## To be done
All lines below must be repeated exactly, with the pictures omitted.

[Recorded data]
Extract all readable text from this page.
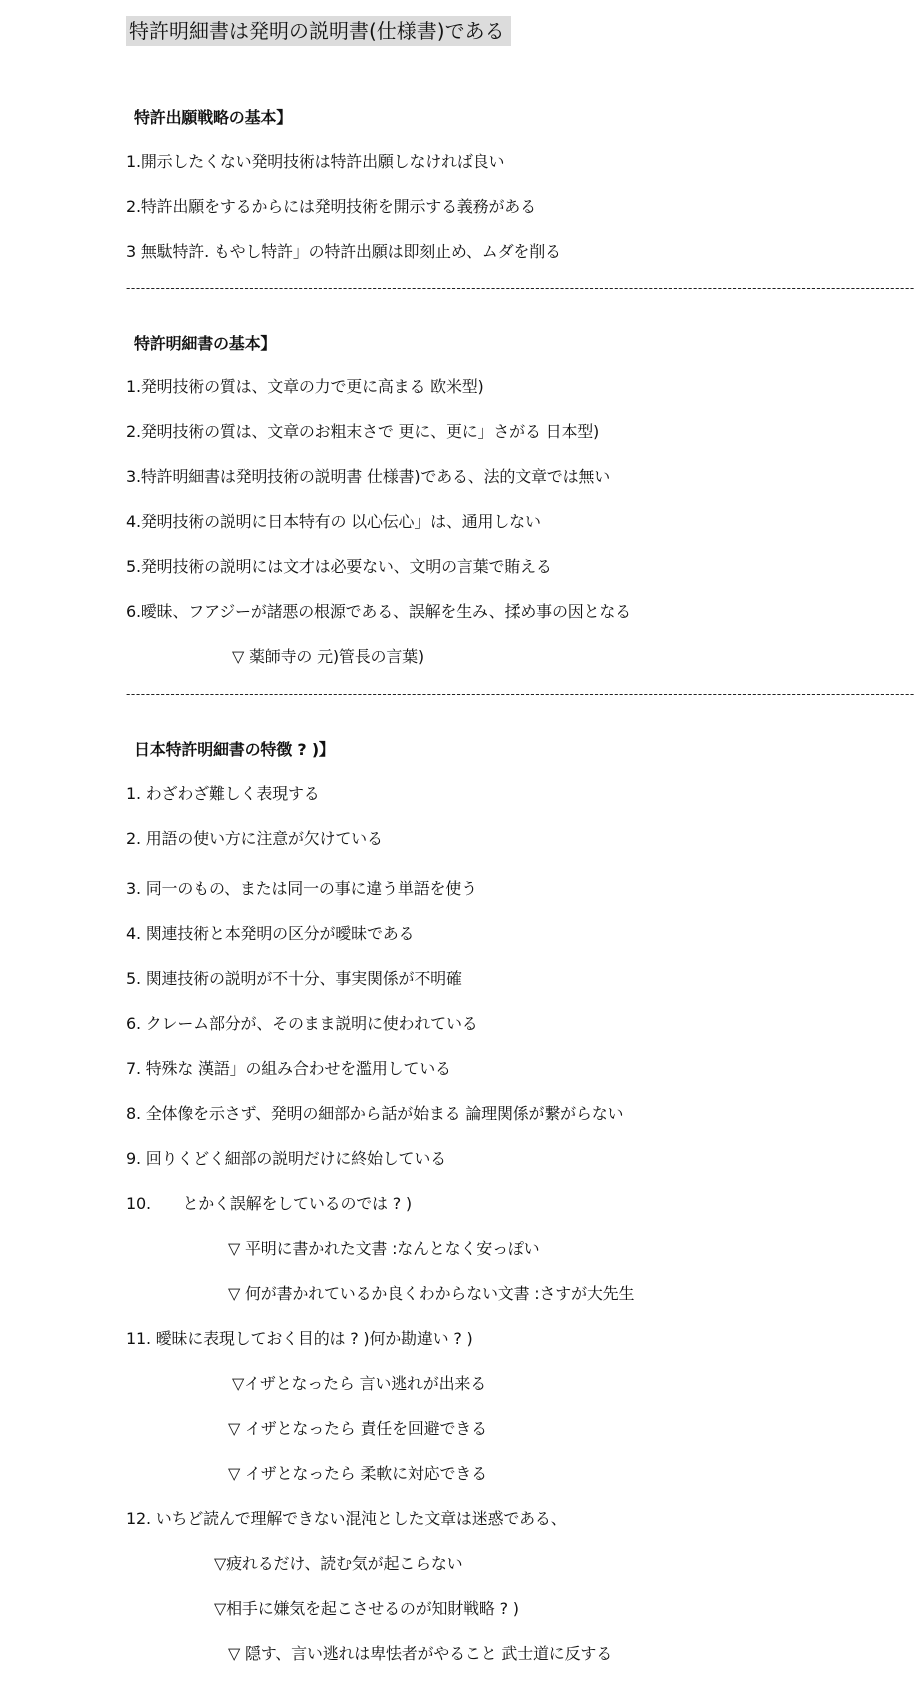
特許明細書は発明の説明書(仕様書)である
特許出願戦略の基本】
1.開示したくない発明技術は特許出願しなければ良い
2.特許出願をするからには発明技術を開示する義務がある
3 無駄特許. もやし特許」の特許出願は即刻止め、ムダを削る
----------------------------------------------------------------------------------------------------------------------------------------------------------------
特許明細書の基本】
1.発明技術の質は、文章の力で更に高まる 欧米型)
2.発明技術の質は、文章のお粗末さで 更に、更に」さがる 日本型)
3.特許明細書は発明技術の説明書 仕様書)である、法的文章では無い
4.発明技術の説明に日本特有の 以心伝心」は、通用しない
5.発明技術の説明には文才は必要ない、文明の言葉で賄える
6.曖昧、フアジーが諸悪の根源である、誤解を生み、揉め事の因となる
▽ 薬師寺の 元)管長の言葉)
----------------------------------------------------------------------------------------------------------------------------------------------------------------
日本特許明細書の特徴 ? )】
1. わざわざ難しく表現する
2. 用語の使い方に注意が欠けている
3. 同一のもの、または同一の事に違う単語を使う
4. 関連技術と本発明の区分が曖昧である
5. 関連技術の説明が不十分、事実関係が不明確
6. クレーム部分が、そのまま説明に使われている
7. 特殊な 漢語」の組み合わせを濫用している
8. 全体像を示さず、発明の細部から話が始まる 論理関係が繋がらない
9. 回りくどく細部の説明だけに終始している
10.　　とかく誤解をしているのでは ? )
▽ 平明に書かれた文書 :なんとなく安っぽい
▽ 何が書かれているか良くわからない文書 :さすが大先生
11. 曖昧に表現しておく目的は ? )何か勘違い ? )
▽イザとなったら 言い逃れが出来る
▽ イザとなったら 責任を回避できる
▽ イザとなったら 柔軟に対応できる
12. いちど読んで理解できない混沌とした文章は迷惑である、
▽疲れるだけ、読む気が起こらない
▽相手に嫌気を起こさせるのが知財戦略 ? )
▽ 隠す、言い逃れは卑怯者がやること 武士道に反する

## Exercise solution
Extract all readable text from this page.
特許明細書は発明の説明書(仕様書)である
特許出願戦略の基本】
1.開示したくない発明技術は特許出願しなければ良い
2.特許出願をするからには発明技術を開示する義務がある
3 無駄特許. もやし特許」の特許出願は即刻止め、ムダを削る
----------------------------------------------------------------------------------------------------------------------------------------------------------------
特許明細書の基本】
1.発明技術の質は、文章の力で更に高まる 欧米型)
2.発明技術の質は、文章のお粗末さで 更に、更に」さがる 日本型)
3.特許明細書は発明技術の説明書 仕様書)である、法的文章では無い
4.発明技術の説明に日本特有の 以心伝心」は、通用しない
5.発明技術の説明には文才は必要ない、文明の言葉で賄える
6.曖昧、フアジーが諸悪の根源である、誤解を生み、揉め事の因となる
▽ 薬師寺の 元)管長の言葉)
----------------------------------------------------------------------------------------------------------------------------------------------------------------
日本特許明細書の特徴 ? )】
1. わざわざ難しく表現する
2. 用語の使い方に注意が欠けている
3. 同一のもの、または同一の事に違う単語を使う
4. 関連技術と本発明の区分が曖昧である
5. 関連技術の説明が不十分、事実関係が不明確
6. クレーム部分が、そのまま説明に使われている
7. 特殊な 漢語」の組み合わせを濫用している
8. 全体像を示さず、発明の細部から話が始まる 論理関係が繋がらない
9. 回りくどく細部の説明だけに終始している
10.　　とかく誤解をしているのでは ? )
▽ 平明に書かれた文書 :なんとなく安っぽい
▽ 何が書かれているか良くわからない文書 :さすが大先生
11. 曖昧に表現しておく目的は ? )何か勘違い ? )
▽イザとなったら 言い逃れが出来る
▽ イザとなったら 責任を回避できる
▽ イザとなったら 柔軟に対応できる
12. いちど読んで理解できない混沌とした文章は迷惑である、
▽疲れるだけ、読む気が起こらない
▽相手に嫌気を起こさせるのが知財戦略 ? )
▽ 隠す、言い逃れは卑怯者がやること 武士道に反する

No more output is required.